> _What is expected_: Write out the material exactly, with the pictures left out.

> _Materials provided_:
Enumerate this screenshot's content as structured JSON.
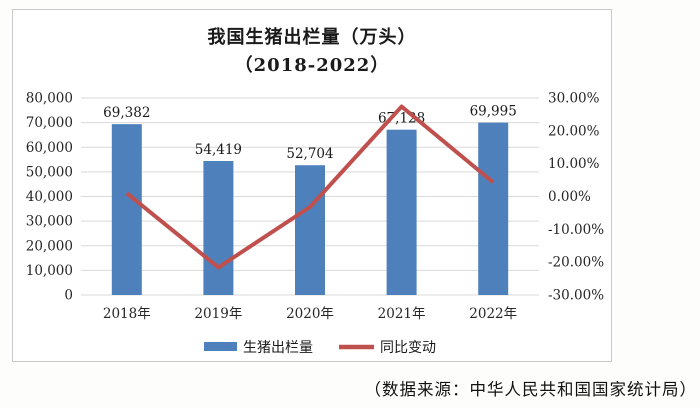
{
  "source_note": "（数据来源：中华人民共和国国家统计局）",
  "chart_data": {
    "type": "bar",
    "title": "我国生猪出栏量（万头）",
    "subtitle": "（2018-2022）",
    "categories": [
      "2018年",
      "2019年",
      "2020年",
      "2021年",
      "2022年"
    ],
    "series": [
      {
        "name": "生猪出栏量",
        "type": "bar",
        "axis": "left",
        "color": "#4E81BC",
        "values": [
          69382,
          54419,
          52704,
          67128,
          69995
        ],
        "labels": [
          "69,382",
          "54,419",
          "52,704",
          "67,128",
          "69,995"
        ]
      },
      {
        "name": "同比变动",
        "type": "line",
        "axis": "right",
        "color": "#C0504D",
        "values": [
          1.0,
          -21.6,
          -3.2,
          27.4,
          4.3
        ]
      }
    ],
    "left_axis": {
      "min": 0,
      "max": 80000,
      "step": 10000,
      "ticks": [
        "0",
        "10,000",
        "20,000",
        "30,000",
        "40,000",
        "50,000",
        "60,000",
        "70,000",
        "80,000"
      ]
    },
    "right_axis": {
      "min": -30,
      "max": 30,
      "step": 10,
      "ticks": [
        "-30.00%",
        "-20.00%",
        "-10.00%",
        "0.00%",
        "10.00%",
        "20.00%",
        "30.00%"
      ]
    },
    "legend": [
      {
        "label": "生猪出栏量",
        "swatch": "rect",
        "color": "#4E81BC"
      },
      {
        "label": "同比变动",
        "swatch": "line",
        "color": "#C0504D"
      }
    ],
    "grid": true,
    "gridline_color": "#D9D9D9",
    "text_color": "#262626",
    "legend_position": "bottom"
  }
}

> _Worked solution_:
Enumerate this screenshot's content as structured JSON.
{
  "source_note": "（数据来源：中华人民共和国国家统计局）",
  "chart_data": {
    "type": "bar",
    "title": "我国生猪出栏量（万头）",
    "subtitle": "（2018-2022）",
    "categories": [
      "2018年",
      "2019年",
      "2020年",
      "2021年",
      "2022年"
    ],
    "series": [
      {
        "name": "生猪出栏量",
        "type": "bar",
        "axis": "left",
        "color": "#4E81BC",
        "values": [
          69382,
          54419,
          52704,
          67128,
          69995
        ],
        "labels": [
          "69,382",
          "54,419",
          "52,704",
          "67,128",
          "69,995"
        ]
      },
      {
        "name": "同比变动",
        "type": "line",
        "axis": "right",
        "color": "#C0504D",
        "values": [
          1.0,
          -21.6,
          -3.2,
          27.4,
          4.3
        ]
      }
    ],
    "left_axis": {
      "min": 0,
      "max": 80000,
      "step": 10000,
      "ticks": [
        "0",
        "10,000",
        "20,000",
        "30,000",
        "40,000",
        "50,000",
        "60,000",
        "70,000",
        "80,000"
      ]
    },
    "right_axis": {
      "min": -30,
      "max": 30,
      "step": 10,
      "ticks": [
        "-30.00%",
        "-20.00%",
        "-10.00%",
        "0.00%",
        "10.00%",
        "20.00%",
        "30.00%"
      ]
    },
    "legend": [
      {
        "label": "生猪出栏量",
        "swatch": "rect",
        "color": "#4E81BC"
      },
      {
        "label": "同比变动",
        "swatch": "line",
        "color": "#C0504D"
      }
    ],
    "grid": true,
    "gridline_color": "#D9D9D9",
    "text_color": "#262626",
    "legend_position": "bottom"
  }
}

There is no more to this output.